## Goal
Output the entries word for word. Omit images.

## Information shown
- - - - -
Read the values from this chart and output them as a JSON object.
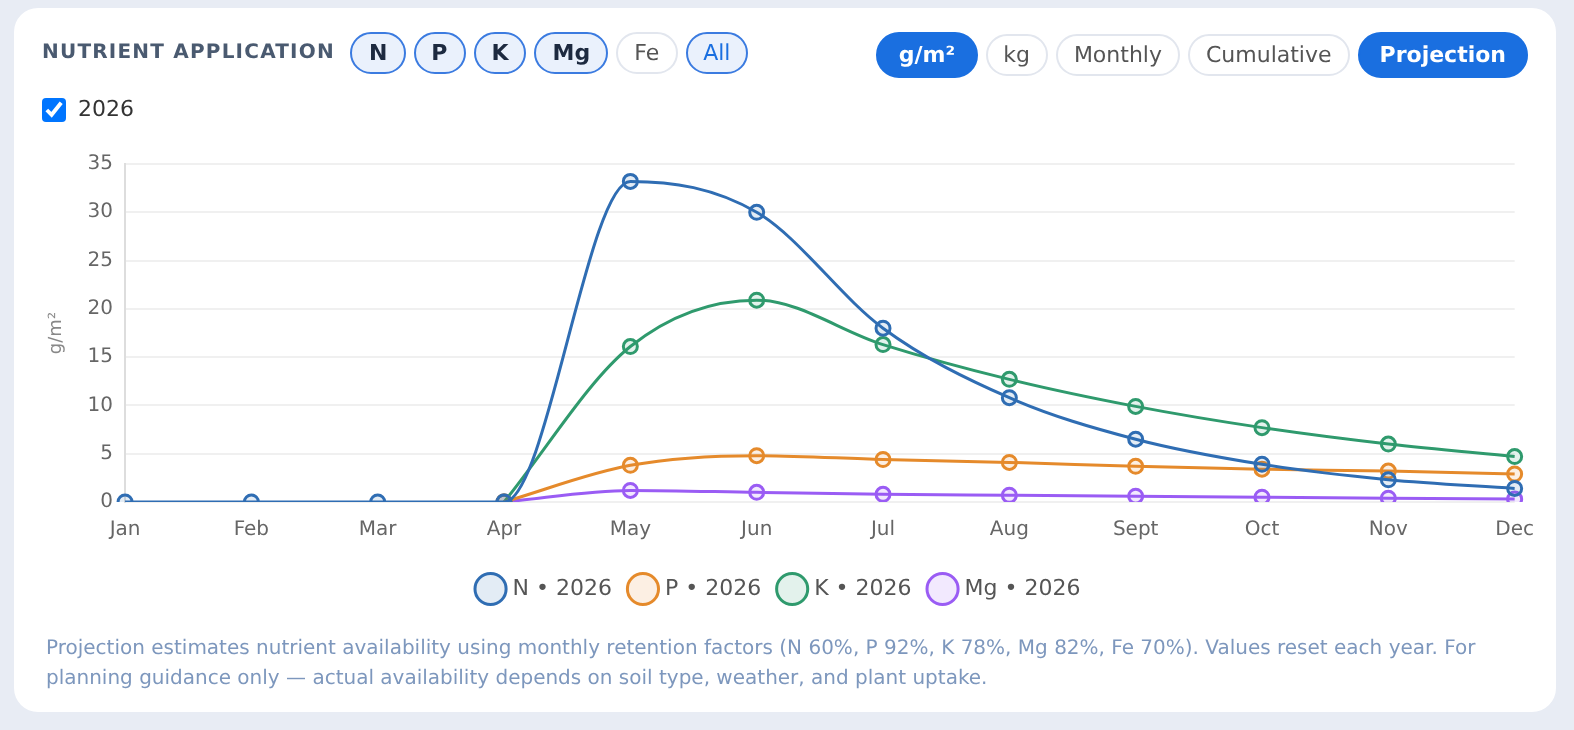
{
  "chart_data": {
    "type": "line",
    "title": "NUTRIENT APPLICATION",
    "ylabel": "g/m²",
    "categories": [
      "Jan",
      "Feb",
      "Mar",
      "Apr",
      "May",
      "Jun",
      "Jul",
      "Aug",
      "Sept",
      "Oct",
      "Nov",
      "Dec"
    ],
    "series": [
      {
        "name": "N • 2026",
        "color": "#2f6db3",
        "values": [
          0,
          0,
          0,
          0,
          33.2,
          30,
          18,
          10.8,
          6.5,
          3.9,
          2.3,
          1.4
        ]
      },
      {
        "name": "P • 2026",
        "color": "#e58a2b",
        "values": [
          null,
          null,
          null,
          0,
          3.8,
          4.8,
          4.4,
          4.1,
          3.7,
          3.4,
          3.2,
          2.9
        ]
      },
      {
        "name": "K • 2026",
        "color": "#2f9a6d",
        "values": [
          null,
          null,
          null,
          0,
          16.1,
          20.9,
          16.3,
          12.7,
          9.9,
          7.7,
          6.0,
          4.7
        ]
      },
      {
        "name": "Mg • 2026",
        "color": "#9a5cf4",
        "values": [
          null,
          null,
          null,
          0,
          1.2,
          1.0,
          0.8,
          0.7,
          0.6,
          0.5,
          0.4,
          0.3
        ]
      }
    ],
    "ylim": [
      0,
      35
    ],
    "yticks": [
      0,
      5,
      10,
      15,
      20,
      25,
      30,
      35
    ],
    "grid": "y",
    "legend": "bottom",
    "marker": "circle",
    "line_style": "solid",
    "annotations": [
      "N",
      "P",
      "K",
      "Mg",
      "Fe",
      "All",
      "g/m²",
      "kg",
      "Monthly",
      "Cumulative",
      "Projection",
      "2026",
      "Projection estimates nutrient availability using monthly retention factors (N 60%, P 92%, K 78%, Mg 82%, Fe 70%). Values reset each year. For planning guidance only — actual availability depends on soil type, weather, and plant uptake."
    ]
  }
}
- - - - -
## Solution
Read the values from this chart and output them as a JSON object.
{
  "chart_data": {
    "type": "line",
    "title": "NUTRIENT APPLICATION",
    "ylabel": "g/m²",
    "categories": [
      "Jan",
      "Feb",
      "Mar",
      "Apr",
      "May",
      "Jun",
      "Jul",
      "Aug",
      "Sept",
      "Oct",
      "Nov",
      "Dec"
    ],
    "series": [
      {
        "name": "N • 2026",
        "color": "#2f6db3",
        "values": [
          0,
          0,
          0,
          0,
          33.2,
          30,
          18,
          10.8,
          6.5,
          3.9,
          2.3,
          1.4
        ]
      },
      {
        "name": "P • 2026",
        "color": "#e58a2b",
        "values": [
          null,
          null,
          null,
          0,
          3.8,
          4.8,
          4.4,
          4.1,
          3.7,
          3.4,
          3.2,
          2.9
        ]
      },
      {
        "name": "K • 2026",
        "color": "#2f9a6d",
        "values": [
          null,
          null,
          null,
          0,
          16.1,
          20.9,
          16.3,
          12.7,
          9.9,
          7.7,
          6.0,
          4.7
        ]
      },
      {
        "name": "Mg • 2026",
        "color": "#9a5cf4",
        "values": [
          null,
          null,
          null,
          0,
          1.2,
          1.0,
          0.8,
          0.7,
          0.6,
          0.5,
          0.4,
          0.3
        ]
      }
    ],
    "ylim": [
      0,
      35
    ],
    "yticks": [
      0,
      5,
      10,
      15,
      20,
      25,
      30,
      35
    ],
    "grid": "y",
    "legend": "bottom",
    "marker": "circle",
    "line_style": "solid",
    "annotations": [
      "N",
      "P",
      "K",
      "Mg",
      "Fe",
      "All",
      "g/m²",
      "kg",
      "Monthly",
      "Cumulative",
      "Projection",
      "2026",
      "Projection estimates nutrient availability using monthly retention factors (N 60%, P 92%, K 78%, Mg 82%, Fe 70%). Values reset each year. For planning guidance only — actual availability depends on soil type, weather, and plant uptake."
    ]
  }
}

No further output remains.